### Task details
Send each entry back exactly as given, pictures excluded.

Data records
============================================================

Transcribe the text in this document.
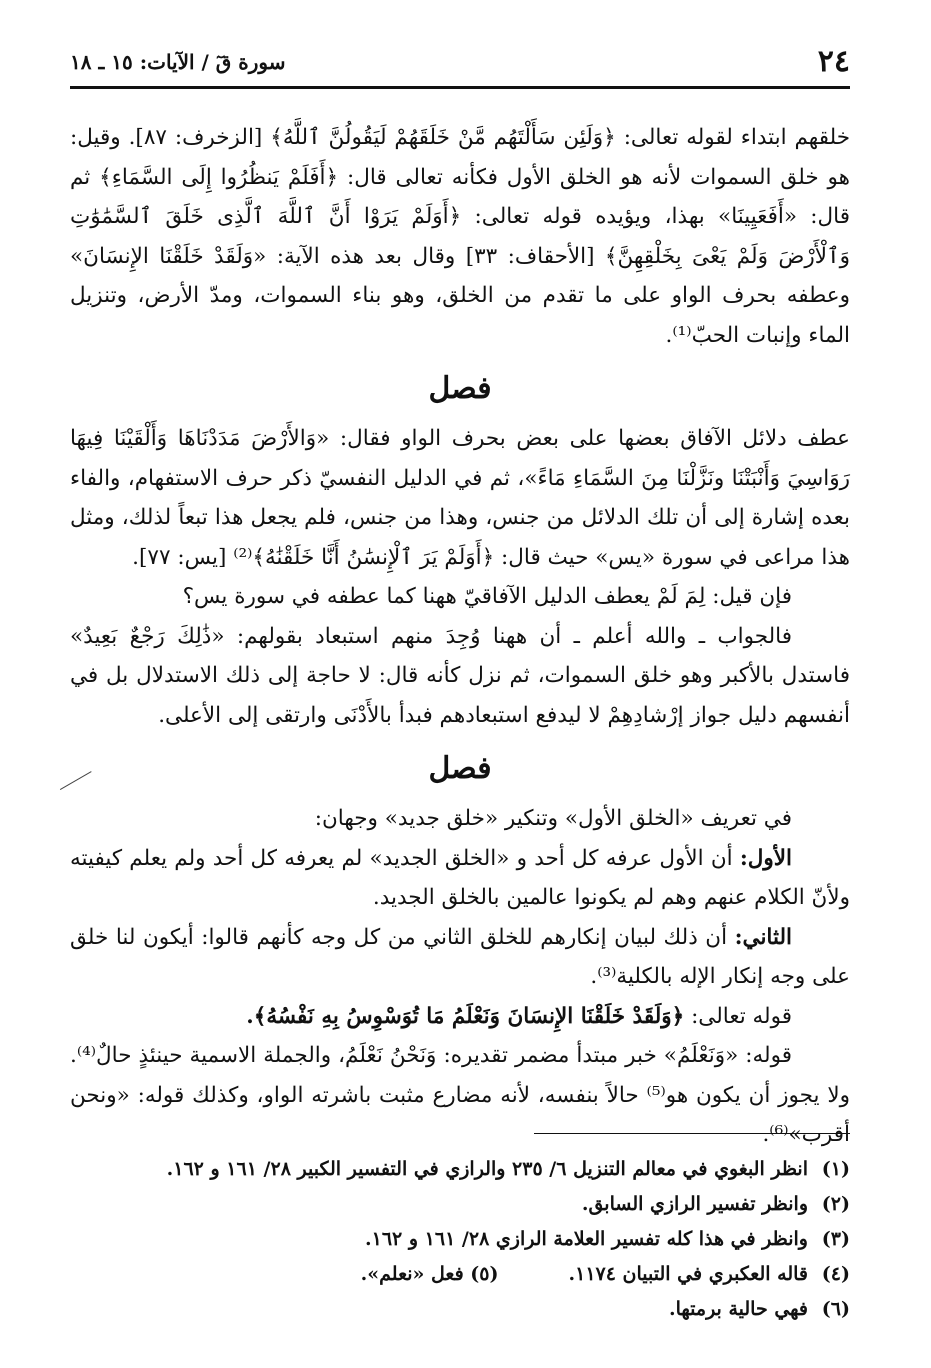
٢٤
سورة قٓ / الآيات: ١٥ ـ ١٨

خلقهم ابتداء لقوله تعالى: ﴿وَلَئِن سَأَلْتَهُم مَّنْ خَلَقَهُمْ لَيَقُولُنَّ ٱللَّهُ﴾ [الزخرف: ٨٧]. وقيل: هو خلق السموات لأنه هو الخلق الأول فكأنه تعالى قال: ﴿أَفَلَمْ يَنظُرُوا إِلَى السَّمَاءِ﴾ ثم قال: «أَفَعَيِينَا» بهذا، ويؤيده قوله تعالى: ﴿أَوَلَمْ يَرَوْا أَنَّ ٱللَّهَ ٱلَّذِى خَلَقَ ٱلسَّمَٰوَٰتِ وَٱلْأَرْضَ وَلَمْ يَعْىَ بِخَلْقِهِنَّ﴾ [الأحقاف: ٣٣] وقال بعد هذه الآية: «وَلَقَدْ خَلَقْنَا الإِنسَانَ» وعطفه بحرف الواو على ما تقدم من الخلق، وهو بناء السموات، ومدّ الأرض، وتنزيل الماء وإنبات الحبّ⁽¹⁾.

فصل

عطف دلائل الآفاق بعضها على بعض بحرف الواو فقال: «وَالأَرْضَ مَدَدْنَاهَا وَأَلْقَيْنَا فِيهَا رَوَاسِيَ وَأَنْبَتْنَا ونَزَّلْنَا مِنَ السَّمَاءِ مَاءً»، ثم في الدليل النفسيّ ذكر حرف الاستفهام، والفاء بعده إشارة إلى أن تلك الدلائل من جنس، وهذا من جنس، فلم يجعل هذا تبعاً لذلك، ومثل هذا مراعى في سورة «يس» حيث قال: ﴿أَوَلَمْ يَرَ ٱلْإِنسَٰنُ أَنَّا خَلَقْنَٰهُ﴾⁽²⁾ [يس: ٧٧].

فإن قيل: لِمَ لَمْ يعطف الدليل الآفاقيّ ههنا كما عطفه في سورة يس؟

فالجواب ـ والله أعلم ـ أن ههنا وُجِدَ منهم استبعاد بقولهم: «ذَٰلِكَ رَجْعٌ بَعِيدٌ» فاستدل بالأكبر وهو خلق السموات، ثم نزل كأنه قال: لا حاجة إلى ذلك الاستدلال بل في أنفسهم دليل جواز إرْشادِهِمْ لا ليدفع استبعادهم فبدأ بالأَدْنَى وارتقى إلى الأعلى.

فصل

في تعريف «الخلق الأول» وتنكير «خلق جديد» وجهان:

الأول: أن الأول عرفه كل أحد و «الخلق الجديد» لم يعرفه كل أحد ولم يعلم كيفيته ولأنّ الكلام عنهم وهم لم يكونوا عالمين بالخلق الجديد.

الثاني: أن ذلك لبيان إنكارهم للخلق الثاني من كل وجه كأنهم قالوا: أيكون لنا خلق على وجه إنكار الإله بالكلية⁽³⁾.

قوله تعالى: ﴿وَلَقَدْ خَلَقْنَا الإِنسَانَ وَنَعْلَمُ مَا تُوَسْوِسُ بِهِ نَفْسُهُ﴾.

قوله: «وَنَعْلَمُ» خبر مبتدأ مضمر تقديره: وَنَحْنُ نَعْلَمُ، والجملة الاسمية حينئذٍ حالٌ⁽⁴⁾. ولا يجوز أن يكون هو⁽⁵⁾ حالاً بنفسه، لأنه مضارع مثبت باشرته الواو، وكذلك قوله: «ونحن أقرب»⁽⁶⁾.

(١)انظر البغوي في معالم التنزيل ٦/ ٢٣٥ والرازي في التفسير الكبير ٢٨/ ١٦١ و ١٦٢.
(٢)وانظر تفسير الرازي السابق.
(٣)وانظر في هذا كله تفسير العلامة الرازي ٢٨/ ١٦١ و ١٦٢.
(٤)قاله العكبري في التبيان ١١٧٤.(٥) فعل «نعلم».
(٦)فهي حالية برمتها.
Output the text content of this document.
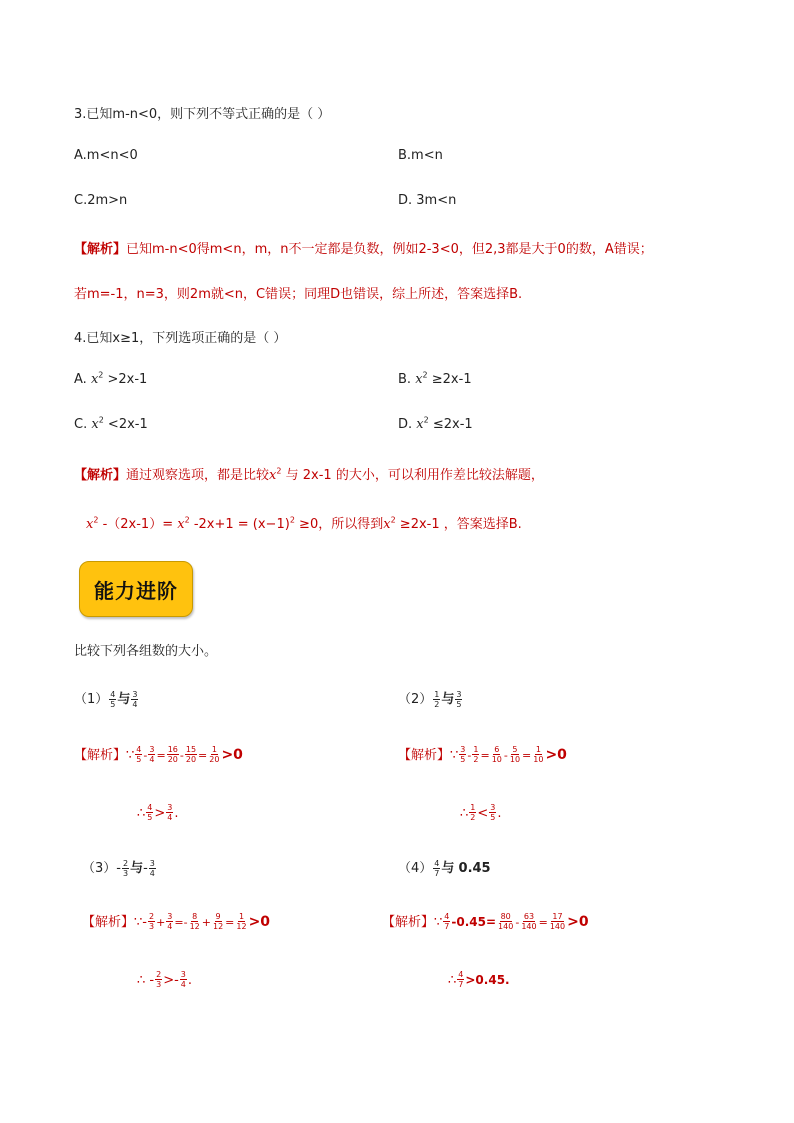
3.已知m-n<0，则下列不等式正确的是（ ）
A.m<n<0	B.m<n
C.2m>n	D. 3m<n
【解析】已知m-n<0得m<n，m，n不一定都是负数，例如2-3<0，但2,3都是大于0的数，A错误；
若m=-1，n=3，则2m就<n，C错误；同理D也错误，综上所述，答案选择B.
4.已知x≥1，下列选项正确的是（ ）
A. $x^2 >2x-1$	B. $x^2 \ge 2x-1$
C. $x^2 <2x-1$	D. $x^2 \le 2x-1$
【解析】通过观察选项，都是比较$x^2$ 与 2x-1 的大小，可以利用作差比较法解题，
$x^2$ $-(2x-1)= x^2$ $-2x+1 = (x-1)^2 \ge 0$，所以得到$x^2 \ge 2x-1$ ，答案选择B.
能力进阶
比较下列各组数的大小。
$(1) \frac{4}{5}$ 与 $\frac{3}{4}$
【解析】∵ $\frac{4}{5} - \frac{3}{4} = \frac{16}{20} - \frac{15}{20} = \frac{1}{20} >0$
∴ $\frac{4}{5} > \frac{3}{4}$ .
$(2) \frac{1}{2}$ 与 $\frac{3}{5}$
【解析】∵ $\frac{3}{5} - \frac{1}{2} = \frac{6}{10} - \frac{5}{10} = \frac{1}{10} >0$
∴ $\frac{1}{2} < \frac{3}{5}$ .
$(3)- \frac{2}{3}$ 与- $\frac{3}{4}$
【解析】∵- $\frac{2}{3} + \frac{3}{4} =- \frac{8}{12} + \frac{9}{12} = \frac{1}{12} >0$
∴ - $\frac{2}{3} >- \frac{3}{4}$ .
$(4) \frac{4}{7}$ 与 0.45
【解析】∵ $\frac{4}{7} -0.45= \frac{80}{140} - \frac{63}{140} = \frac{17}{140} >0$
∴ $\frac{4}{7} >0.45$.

============================================================

### Answer
Transcribe the text in this document.
٢٤
سورة قٓ / الآيات: ١٥ ـ ١٨

خلقهم ابتداء لقوله تعالى: ﴿وَلَئِن سَأَلْتَهُم مَّنْ خَلَقَهُمْ لَيَقُولُنَّ ٱللَّهُ﴾ [الزخرف: ٨٧]. وقيل: هو خلق السموات لأنه هو الخلق الأول فكأنه تعالى قال: ﴿أَفَلَمْ يَنظُرُوا إِلَى السَّمَاءِ﴾ ثم قال: «أَفَعَيِينَا» بهذا، ويؤيده قوله تعالى: ﴿أَوَلَمْ يَرَوْا أَنَّ ٱللَّهَ ٱلَّذِى خَلَقَ ٱلسَّمَٰوَٰتِ وَٱلْأَرْضَ وَلَمْ يَعْىَ بِخَلْقِهِنَّ﴾ [الأحقاف: ٣٣] وقال بعد هذه الآية: «وَلَقَدْ خَلَقْنَا الإِنسَانَ» وعطفه بحرف الواو على ما تقدم من الخلق، وهو بناء السموات، ومدّ الأرض، وتنزيل الماء وإنبات الحبّ⁽¹⁾.

فصل

عطف دلائل الآفاق بعضها على بعض بحرف الواو فقال: «وَالأَرْضَ مَدَدْنَاهَا وَأَلْقَيْنَا فِيهَا رَوَاسِيَ وَأَنْبَتْنَا ونَزَّلْنَا مِنَ السَّمَاءِ مَاءً»، ثم في الدليل النفسيّ ذكر حرف الاستفهام، والفاء بعده إشارة إلى أن تلك الدلائل من جنس، وهذا من جنس، فلم يجعل هذا تبعاً لذلك، ومثل هذا مراعى في سورة «يس» حيث قال: ﴿أَوَلَمْ يَرَ ٱلْإِنسَٰنُ أَنَّا خَلَقْنَٰهُ﴾⁽²⁾ [يس: ٧٧].

فإن قيل: لِمَ لَمْ يعطف الدليل الآفاقيّ ههنا كما عطفه في سورة يس؟

فالجواب ـ والله أعلم ـ أن ههنا وُجِدَ منهم استبعاد بقولهم: «ذَٰلِكَ رَجْعٌ بَعِيدٌ» فاستدل بالأكبر وهو خلق السموات، ثم نزل كأنه قال: لا حاجة إلى ذلك الاستدلال بل في أنفسهم دليل جواز إرْشادِهِمْ لا ليدفع استبعادهم فبدأ بالأَدْنَى وارتقى إلى الأعلى.

فصل

في تعريف «الخلق الأول» وتنكير «خلق جديد» وجهان:

الأول: أن الأول عرفه كل أحد و «الخلق الجديد» لم يعرفه كل أحد ولم يعلم كيفيته ولأنّ الكلام عنهم وهم لم يكونوا عالمين بالخلق الجديد.

الثاني: أن ذلك لبيان إنكارهم للخلق الثاني من كل وجه كأنهم قالوا: أيكون لنا خلق على وجه إنكار الإله بالكلية⁽³⁾.

قوله تعالى: ﴿وَلَقَدْ خَلَقْنَا الإِنسَانَ وَنَعْلَمُ مَا تُوَسْوِسُ بِهِ نَفْسُهُ﴾.

قوله: «وَنَعْلَمُ» خبر مبتدأ مضمر تقديره: وَنَحْنُ نَعْلَمُ، والجملة الاسمية حينئذٍ حالٌ⁽⁴⁾. ولا يجوز أن يكون هو⁽⁵⁾ حالاً بنفسه، لأنه مضارع مثبت باشرته الواو، وكذلك قوله: «ونحن أقرب»⁽⁶⁾.

(١)انظر البغوي في معالم التنزيل ٦/ ٢٣٥ والرازي في التفسير الكبير ٢٨/ ١٦١ و ١٦٢.
(٢)وانظر تفسير الرازي السابق.
(٣)وانظر في هذا كله تفسير العلامة الرازي ٢٨/ ١٦١ و ١٦٢.
(٤)قاله العكبري في التبيان ١١٧٤.(٥) فعل «نعلم».
(٦)فهي حالية برمتها.
Output the text content of this document.
3.已知m-n<0，则下列不等式正确的是（ ）
A.m<n<0	B.m<n
C.2m>n	D. 3m<n
【解析】已知m-n<0得m<n，m，n不一定都是负数，例如2-3<0，但2,3都是大于0的数，A错误；
若m=-1，n=3，则2m就<n，C错误；同理D也错误，综上所述，答案选择B.
4.已知x≥1，下列选项正确的是（ ）
A. $x^2 >2x-1$	B. $x^2 \ge 2x-1$
C. $x^2 <2x-1$	D. $x^2 \le 2x-1$
【解析】通过观察选项，都是比较$x^2$ 与 2x-1 的大小，可以利用作差比较法解题，
$x^2$ $-(2x-1)= x^2$ $-2x+1 = (x-1)^2 \ge 0$，所以得到$x^2 \ge 2x-1$ ，答案选择B.
能力进阶
比较下列各组数的大小。
$(1) \frac{4}{5}$ 与 $\frac{3}{4}$
【解析】∵ $\frac{4}{5} - \frac{3}{4} = \frac{16}{20} - \frac{15}{20} = \frac{1}{20} >0$
∴ $\frac{4}{5} > \frac{3}{4}$ .
$(2) \frac{1}{2}$ 与 $\frac{3}{5}$
【解析】∵ $\frac{3}{5} - \frac{1}{2} = \frac{6}{10} - \frac{5}{10} = \frac{1}{10} >0$
∴ $\frac{1}{2} < \frac{3}{5}$ .
$(3)- \frac{2}{3}$ 与- $\frac{3}{4}$
【解析】∵- $\frac{2}{3} + \frac{3}{4} =- \frac{8}{12} + \frac{9}{12} = \frac{1}{12} >0$
∴ - $\frac{2}{3} >- \frac{3}{4}$ .
$(4) \frac{4}{7}$ 与 0.45
【解析】∵ $\frac{4}{7} -0.45= \frac{80}{140} - \frac{63}{140} = \frac{17}{140} >0$
∴ $\frac{4}{7} >0.45$.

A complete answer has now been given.